▶ **JOB**
Return the listing below in full, with every line exactly as it is.

▶ **EXTRACTED ENTRIES**
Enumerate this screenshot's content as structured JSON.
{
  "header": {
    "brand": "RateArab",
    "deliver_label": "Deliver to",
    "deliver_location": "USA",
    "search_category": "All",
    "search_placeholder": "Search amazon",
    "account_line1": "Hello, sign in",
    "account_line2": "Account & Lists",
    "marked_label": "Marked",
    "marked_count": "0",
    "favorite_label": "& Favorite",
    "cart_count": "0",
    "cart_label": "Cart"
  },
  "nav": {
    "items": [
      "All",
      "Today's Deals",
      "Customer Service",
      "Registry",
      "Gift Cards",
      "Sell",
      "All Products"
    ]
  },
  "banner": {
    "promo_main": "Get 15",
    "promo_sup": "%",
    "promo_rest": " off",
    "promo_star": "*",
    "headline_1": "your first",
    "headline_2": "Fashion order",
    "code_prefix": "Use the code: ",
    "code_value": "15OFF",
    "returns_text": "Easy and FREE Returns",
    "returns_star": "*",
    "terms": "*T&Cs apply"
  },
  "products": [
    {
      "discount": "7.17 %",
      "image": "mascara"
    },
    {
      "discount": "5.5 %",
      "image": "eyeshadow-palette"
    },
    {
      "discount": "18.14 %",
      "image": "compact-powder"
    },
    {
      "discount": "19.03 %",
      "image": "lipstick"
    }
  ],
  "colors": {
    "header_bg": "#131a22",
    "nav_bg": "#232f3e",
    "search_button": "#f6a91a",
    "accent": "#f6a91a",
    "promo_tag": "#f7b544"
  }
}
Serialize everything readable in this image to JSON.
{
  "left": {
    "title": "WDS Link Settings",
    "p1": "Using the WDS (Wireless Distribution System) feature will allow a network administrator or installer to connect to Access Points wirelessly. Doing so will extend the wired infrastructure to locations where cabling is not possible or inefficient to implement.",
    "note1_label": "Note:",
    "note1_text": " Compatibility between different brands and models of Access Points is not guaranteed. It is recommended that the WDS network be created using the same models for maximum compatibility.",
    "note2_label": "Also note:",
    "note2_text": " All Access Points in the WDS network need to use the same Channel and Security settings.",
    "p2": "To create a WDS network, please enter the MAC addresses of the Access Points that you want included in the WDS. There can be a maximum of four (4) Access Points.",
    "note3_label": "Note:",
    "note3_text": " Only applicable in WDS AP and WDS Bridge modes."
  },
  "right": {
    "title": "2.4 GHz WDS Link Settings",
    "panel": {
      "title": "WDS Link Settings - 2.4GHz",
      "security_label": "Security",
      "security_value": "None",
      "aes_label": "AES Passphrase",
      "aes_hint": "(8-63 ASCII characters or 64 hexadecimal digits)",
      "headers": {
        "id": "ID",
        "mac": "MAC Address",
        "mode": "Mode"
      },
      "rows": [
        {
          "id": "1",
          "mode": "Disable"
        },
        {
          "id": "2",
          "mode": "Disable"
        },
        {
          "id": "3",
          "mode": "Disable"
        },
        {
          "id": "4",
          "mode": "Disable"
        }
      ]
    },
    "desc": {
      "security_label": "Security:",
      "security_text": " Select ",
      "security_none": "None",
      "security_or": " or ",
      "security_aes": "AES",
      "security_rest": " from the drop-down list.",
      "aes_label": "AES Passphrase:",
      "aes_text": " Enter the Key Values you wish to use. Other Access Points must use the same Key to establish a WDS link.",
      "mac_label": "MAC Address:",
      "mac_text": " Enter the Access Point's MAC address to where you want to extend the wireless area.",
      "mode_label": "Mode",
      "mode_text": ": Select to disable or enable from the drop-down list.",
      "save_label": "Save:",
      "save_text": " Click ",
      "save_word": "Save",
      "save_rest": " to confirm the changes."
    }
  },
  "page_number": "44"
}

▶ **THE REPLY**
Enumerate this screenshot's content as structured JSON.
{
  "header": {
    "brand": "RateArab",
    "deliver_label": "Deliver to",
    "deliver_location": "USA",
    "search_category": "All",
    "search_placeholder": "Search amazon",
    "account_line1": "Hello, sign in",
    "account_line2": "Account & Lists",
    "marked_label": "Marked",
    "marked_count": "0",
    "favorite_label": "& Favorite",
    "cart_count": "0",
    "cart_label": "Cart"
  },
  "nav": {
    "items": [
      "All",
      "Today's Deals",
      "Customer Service",
      "Registry",
      "Gift Cards",
      "Sell",
      "All Products"
    ]
  },
  "banner": {
    "promo_main": "Get 15",
    "promo_sup": "%",
    "promo_rest": " off",
    "promo_star": "*",
    "headline_1": "your first",
    "headline_2": "Fashion order",
    "code_prefix": "Use the code: ",
    "code_value": "15OFF",
    "returns_text": "Easy and FREE Returns",
    "returns_star": "*",
    "terms": "*T&Cs apply"
  },
  "products": [
    {
      "discount": "7.17 %",
      "image": "mascara"
    },
    {
      "discount": "5.5 %",
      "image": "eyeshadow-palette"
    },
    {
      "discount": "18.14 %",
      "image": "compact-powder"
    },
    {
      "discount": "19.03 %",
      "image": "lipstick"
    }
  ],
  "colors": {
    "header_bg": "#131a22",
    "nav_bg": "#232f3e",
    "search_button": "#f6a91a",
    "accent": "#f6a91a",
    "promo_tag": "#f7b544"
  }
}
Serialize everything readable in this image to JSON.
{
  "left": {
    "title": "WDS Link Settings",
    "p1": "Using the WDS (Wireless Distribution System) feature will allow a network administrator or installer to connect to Access Points wirelessly. Doing so will extend the wired infrastructure to locations where cabling is not possible or inefficient to implement.",
    "note1_label": "Note:",
    "note1_text": " Compatibility between different brands and models of Access Points is not guaranteed. It is recommended that the WDS network be created using the same models for maximum compatibility.",
    "note2_label": "Also note:",
    "note2_text": " All Access Points in the WDS network need to use the same Channel and Security settings.",
    "p2": "To create a WDS network, please enter the MAC addresses of the Access Points that you want included in the WDS. There can be a maximum of four (4) Access Points.",
    "note3_label": "Note:",
    "note3_text": " Only applicable in WDS AP and WDS Bridge modes."
  },
  "right": {
    "title": "2.4 GHz WDS Link Settings",
    "panel": {
      "title": "WDS Link Settings - 2.4GHz",
      "security_label": "Security",
      "security_value": "None",
      "aes_label": "AES Passphrase",
      "aes_hint": "(8-63 ASCII characters or 64 hexadecimal digits)",
      "headers": {
        "id": "ID",
        "mac": "MAC Address",
        "mode": "Mode"
      },
      "rows": [
        {
          "id": "1",
          "mode": "Disable"
        },
        {
          "id": "2",
          "mode": "Disable"
        },
        {
          "id": "3",
          "mode": "Disable"
        },
        {
          "id": "4",
          "mode": "Disable"
        }
      ]
    },
    "desc": {
      "security_label": "Security:",
      "security_text": " Select ",
      "security_none": "None",
      "security_or": " or ",
      "security_aes": "AES",
      "security_rest": " from the drop-down list.",
      "aes_label": "AES Passphrase:",
      "aes_text": " Enter the Key Values you wish to use. Other Access Points must use the same Key to establish a WDS link.",
      "mac_label": "MAC Address:",
      "mac_text": " Enter the Access Point's MAC address to where you want to extend the wireless area.",
      "mode_label": "Mode",
      "mode_text": ": Select to disable or enable from the drop-down list.",
      "save_label": "Save:",
      "save_text": " Click ",
      "save_word": "Save",
      "save_rest": " to confirm the changes."
    }
  },
  "page_number": "44"
}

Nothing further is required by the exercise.